**EXERCISE DETAILS**
Repeat, without any change, the entries presented below.

### SUPPLIED RECORDS ###

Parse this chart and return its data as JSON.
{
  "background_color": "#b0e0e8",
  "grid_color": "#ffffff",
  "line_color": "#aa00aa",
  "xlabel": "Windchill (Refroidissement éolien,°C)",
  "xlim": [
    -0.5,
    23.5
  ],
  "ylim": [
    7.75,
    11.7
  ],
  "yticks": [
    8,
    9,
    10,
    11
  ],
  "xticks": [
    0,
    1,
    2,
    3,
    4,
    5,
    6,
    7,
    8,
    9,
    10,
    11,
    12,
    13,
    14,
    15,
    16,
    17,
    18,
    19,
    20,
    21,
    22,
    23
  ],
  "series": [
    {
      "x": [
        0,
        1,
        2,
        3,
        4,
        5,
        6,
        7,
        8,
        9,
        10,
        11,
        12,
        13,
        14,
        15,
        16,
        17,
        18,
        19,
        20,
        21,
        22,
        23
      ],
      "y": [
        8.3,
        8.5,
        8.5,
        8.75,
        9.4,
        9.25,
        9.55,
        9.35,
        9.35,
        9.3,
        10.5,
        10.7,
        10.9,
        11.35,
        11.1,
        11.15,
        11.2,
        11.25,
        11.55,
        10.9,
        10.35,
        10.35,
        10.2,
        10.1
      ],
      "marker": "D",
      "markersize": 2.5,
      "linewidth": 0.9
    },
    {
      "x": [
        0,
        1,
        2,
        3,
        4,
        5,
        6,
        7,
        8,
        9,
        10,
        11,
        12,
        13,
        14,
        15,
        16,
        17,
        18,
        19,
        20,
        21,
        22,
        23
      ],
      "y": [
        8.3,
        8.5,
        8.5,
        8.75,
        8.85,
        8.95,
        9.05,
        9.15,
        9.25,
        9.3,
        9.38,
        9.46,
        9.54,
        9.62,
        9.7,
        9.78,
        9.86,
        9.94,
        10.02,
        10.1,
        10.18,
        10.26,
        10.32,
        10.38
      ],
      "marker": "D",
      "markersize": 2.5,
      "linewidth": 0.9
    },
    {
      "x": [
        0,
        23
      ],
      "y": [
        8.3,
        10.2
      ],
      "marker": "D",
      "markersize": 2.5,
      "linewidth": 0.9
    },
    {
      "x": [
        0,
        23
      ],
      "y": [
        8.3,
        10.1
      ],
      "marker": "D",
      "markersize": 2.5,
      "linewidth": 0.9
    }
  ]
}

###

**WRITTEN RESPONSE**
Parse this chart and return its data as JSON.
{
  "background_color": "#b0e0e8",
  "grid_color": "#ffffff",
  "line_color": "#aa00aa",
  "xlabel": "Windchill (Refroidissement éolien,°C)",
  "xlim": [
    -0.5,
    23.5
  ],
  "ylim": [
    7.75,
    11.7
  ],
  "yticks": [
    8,
    9,
    10,
    11
  ],
  "xticks": [
    0,
    1,
    2,
    3,
    4,
    5,
    6,
    7,
    8,
    9,
    10,
    11,
    12,
    13,
    14,
    15,
    16,
    17,
    18,
    19,
    20,
    21,
    22,
    23
  ],
  "series": [
    {
      "x": [
        0,
        1,
        2,
        3,
        4,
        5,
        6,
        7,
        8,
        9,
        10,
        11,
        12,
        13,
        14,
        15,
        16,
        17,
        18,
        19,
        20,
        21,
        22,
        23
      ],
      "y": [
        8.3,
        8.5,
        8.5,
        8.75,
        9.4,
        9.25,
        9.55,
        9.35,
        9.35,
        9.3,
        10.5,
        10.7,
        10.9,
        11.35,
        11.1,
        11.15,
        11.2,
        11.25,
        11.55,
        10.9,
        10.35,
        10.35,
        10.2,
        10.1
      ],
      "marker": "D",
      "markersize": 2.5,
      "linewidth": 0.9
    },
    {
      "x": [
        0,
        1,
        2,
        3,
        4,
        5,
        6,
        7,
        8,
        9,
        10,
        11,
        12,
        13,
        14,
        15,
        16,
        17,
        18,
        19,
        20,
        21,
        22,
        23
      ],
      "y": [
        8.3,
        8.5,
        8.5,
        8.75,
        8.85,
        8.95,
        9.05,
        9.15,
        9.25,
        9.3,
        9.38,
        9.46,
        9.54,
        9.62,
        9.7,
        9.78,
        9.86,
        9.94,
        10.02,
        10.1,
        10.18,
        10.26,
        10.32,
        10.38
      ],
      "marker": "D",
      "markersize": 2.5,
      "linewidth": 0.9
    },
    {
      "x": [
        0,
        23
      ],
      "y": [
        8.3,
        10.2
      ],
      "marker": "D",
      "markersize": 2.5,
      "linewidth": 0.9
    },
    {
      "x": [
        0,
        23
      ],
      "y": [
        8.3,
        10.1
      ],
      "marker": "D",
      "markersize": 2.5,
      "linewidth": 0.9
    }
  ]
}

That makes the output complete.